[A block of data]
+---+

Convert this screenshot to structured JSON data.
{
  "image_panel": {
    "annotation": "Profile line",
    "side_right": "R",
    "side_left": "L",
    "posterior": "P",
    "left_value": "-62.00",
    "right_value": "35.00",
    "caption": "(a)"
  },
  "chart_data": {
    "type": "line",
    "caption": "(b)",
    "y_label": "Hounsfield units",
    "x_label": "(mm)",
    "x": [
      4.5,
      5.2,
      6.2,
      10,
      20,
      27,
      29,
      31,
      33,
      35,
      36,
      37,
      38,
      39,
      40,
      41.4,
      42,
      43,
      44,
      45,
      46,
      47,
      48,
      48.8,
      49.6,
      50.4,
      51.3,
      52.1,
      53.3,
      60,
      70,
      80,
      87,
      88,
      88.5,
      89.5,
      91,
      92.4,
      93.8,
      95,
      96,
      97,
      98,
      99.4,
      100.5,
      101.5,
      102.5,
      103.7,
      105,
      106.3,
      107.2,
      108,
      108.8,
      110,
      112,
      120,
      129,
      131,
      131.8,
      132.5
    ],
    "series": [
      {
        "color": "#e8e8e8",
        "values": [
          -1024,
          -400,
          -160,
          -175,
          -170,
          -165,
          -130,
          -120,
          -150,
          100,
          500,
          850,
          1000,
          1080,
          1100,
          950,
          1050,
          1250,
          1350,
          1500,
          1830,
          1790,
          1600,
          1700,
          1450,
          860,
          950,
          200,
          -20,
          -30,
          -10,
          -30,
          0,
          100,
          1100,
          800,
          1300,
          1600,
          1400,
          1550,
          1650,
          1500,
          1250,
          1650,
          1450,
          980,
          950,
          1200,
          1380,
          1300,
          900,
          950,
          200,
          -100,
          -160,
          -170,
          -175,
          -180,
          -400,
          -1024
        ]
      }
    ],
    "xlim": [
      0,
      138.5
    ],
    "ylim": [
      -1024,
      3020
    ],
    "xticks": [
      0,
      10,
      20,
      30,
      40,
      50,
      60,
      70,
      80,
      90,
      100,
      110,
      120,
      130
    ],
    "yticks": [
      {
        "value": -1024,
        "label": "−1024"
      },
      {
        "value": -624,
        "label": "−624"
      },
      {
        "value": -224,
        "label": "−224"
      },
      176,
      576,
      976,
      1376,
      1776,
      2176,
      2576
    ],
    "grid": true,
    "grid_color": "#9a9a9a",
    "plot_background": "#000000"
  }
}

+---+

*What the task asks*.
The records above need to be transcribed in full. Keep every character unchanged.

*The solution*.
Convert this screenshot to structured JSON data.
{
  "image_panel": {
    "annotation": "Profile line",
    "side_right": "R",
    "side_left": "L",
    "posterior": "P",
    "left_value": "-62.00",
    "right_value": "35.00",
    "caption": "(a)"
  },
  "chart_data": {
    "type": "line",
    "caption": "(b)",
    "y_label": "Hounsfield units",
    "x_label": "(mm)",
    "x": [
      4.5,
      5.2,
      6.2,
      10,
      20,
      27,
      29,
      31,
      33,
      35,
      36,
      37,
      38,
      39,
      40,
      41.4,
      42,
      43,
      44,
      45,
      46,
      47,
      48,
      48.8,
      49.6,
      50.4,
      51.3,
      52.1,
      53.3,
      60,
      70,
      80,
      87,
      88,
      88.5,
      89.5,
      91,
      92.4,
      93.8,
      95,
      96,
      97,
      98,
      99.4,
      100.5,
      101.5,
      102.5,
      103.7,
      105,
      106.3,
      107.2,
      108,
      108.8,
      110,
      112,
      120,
      129,
      131,
      131.8,
      132.5
    ],
    "series": [
      {
        "color": "#e8e8e8",
        "values": [
          -1024,
          -400,
          -160,
          -175,
          -170,
          -165,
          -130,
          -120,
          -150,
          100,
          500,
          850,
          1000,
          1080,
          1100,
          950,
          1050,
          1250,
          1350,
          1500,
          1830,
          1790,
          1600,
          1700,
          1450,
          860,
          950,
          200,
          -20,
          -30,
          -10,
          -30,
          0,
          100,
          1100,
          800,
          1300,
          1600,
          1400,
          1550,
          1650,
          1500,
          1250,
          1650,
          1450,
          980,
          950,
          1200,
          1380,
          1300,
          900,
          950,
          200,
          -100,
          -160,
          -170,
          -175,
          -180,
          -400,
          -1024
        ]
      }
    ],
    "xlim": [
      0,
      138.5
    ],
    "ylim": [
      -1024,
      3020
    ],
    "xticks": [
      0,
      10,
      20,
      30,
      40,
      50,
      60,
      70,
      80,
      90,
      100,
      110,
      120,
      130
    ],
    "yticks": [
      {
        "value": -1024,
        "label": "−1024"
      },
      {
        "value": -624,
        "label": "−624"
      },
      {
        "value": -224,
        "label": "−224"
      },
      176,
      576,
      976,
      1376,
      1776,
      2176,
      2576
    ],
    "grid": true,
    "grid_color": "#9a9a9a",
    "plot_background": "#000000"
  }
}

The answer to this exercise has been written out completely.